--- PROVIDED RECORDS ---

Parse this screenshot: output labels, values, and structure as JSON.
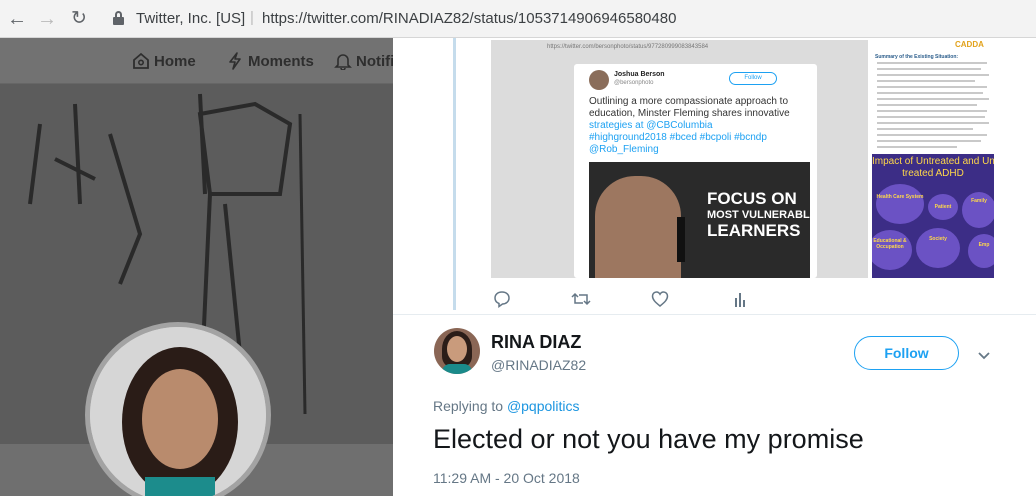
{
  "browser": {
    "site_identity": "Twitter, Inc. [US]",
    "url": "https://twitter.com/RINADIAZ82/status/1053714906946580480",
    "separator": "|"
  },
  "twitter_nav": {
    "items": [
      {
        "label": "Home",
        "icon": "home-icon"
      },
      {
        "label": "Moments",
        "icon": "lightning-icon"
      },
      {
        "label": "Notifi",
        "icon": "bell-icon"
      }
    ]
  },
  "embedded_screenshot": {
    "url": "https://twitter.com/bersonphoto/status/977280999083843584",
    "author_name": "Joshua Berson",
    "author_handle": "@bersonphoto",
    "follow_label": "Follow",
    "text_lines": [
      "Outlining a more compassionate approach to",
      "education, Minster Fleming shares innovative",
      "strategies at @CBColumbia",
      "#highground2018 #bced #bcpoli #bcndp",
      "@Rob_Fleming"
    ],
    "photo_headline": [
      "FOCUS ON",
      "MOST VULNERABLE",
      "LEARNERS"
    ]
  },
  "embedded_document": {
    "logo": "CADDA",
    "heading": "Summary of the Existing Situation:",
    "infographic_title_1": "Impact of Untreated and Und",
    "infographic_title_2": "treated ADHD",
    "bubbles": [
      "Health Care System",
      "Patient",
      "Family",
      "Society",
      "Educational & Occupation",
      "Emp"
    ]
  },
  "actions": {
    "reply": "reply-icon",
    "retweet": "retweet-icon",
    "like": "heart-icon",
    "analytics": "analytics-icon"
  },
  "tweet": {
    "author_name": "RINA DIAZ",
    "author_handle": "@RINADIAZ82",
    "follow_label": "Follow",
    "replying_prefix": "Replying to",
    "replying_mention": "@pqpolitics",
    "text": "Elected or not you have my promise",
    "timestamp": "11:29 AM - 20 Oct 2018"
  },
  "colors": {
    "twitter_blue": "#1da1f2",
    "link_blue": "#1b95e0",
    "text_dark": "#14171a",
    "text_gray": "#657786",
    "overlay_gray": "#6f6f6f"
  }
}
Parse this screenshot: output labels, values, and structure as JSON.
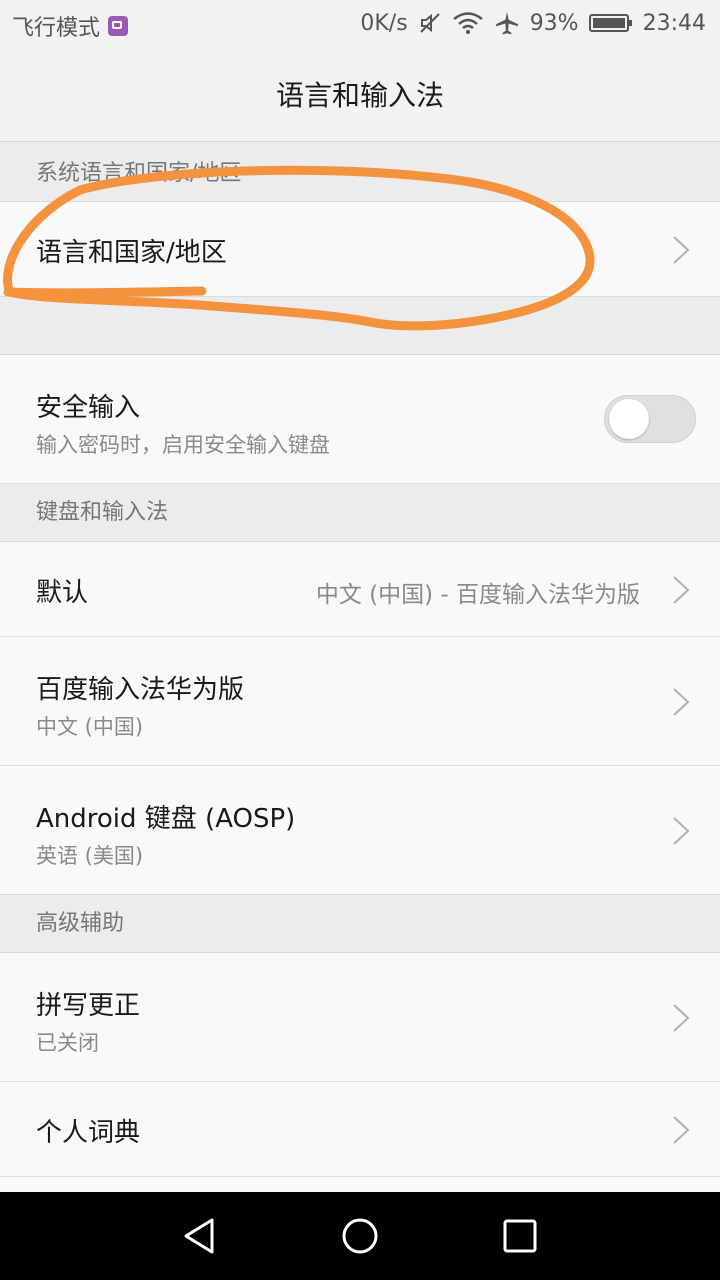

---

**WRITTEN PROBLEM**
Repeat the records above exactly, leaving out any pictures they contain.

**ANSWER TO THE EXERCISE**
Parse this screenshot: output labels, values, and structure as JSON.
{
  "browser": {
    "site_identity": "Twitter, Inc. [US]",
    "url": "https://twitter.com/RINADIAZ82/status/1053714906946580480",
    "separator": "|"
  },
  "twitter_nav": {
    "items": [
      {
        "label": "Home",
        "icon": "home-icon"
      },
      {
        "label": "Moments",
        "icon": "lightning-icon"
      },
      {
        "label": "Notifi",
        "icon": "bell-icon"
      }
    ]
  },
  "embedded_screenshot": {
    "url": "https://twitter.com/bersonphoto/status/977280999083843584",
    "author_name": "Joshua Berson",
    "author_handle": "@bersonphoto",
    "follow_label": "Follow",
    "text_lines": [
      "Outlining a more compassionate approach to",
      "education, Minster Fleming shares innovative",
      "strategies at @CBColumbia",
      "#highground2018 #bced #bcpoli #bcndp",
      "@Rob_Fleming"
    ],
    "photo_headline": [
      "FOCUS ON",
      "MOST VULNERABLE",
      "LEARNERS"
    ]
  },
  "embedded_document": {
    "logo": "CADDA",
    "heading": "Summary of the Existing Situation:",
    "infographic_title_1": "Impact of Untreated and Und",
    "infographic_title_2": "treated ADHD",
    "bubbles": [
      "Health Care System",
      "Patient",
      "Family",
      "Society",
      "Educational & Occupation",
      "Emp"
    ]
  },
  "actions": {
    "reply": "reply-icon",
    "retweet": "retweet-icon",
    "like": "heart-icon",
    "analytics": "analytics-icon"
  },
  "tweet": {
    "author_name": "RINA DIAZ",
    "author_handle": "@RINADIAZ82",
    "follow_label": "Follow",
    "replying_prefix": "Replying to",
    "replying_mention": "@pqpolitics",
    "text": "Elected or not you have my promise",
    "timestamp": "11:29 AM - 20 Oct 2018"
  },
  "colors": {
    "twitter_blue": "#1da1f2",
    "link_blue": "#1b95e0",
    "text_dark": "#14171a",
    "text_gray": "#657786",
    "overlay_gray": "#6f6f6f"
  }
}
Parse this screenshot: output labels, values, and structure as JSON.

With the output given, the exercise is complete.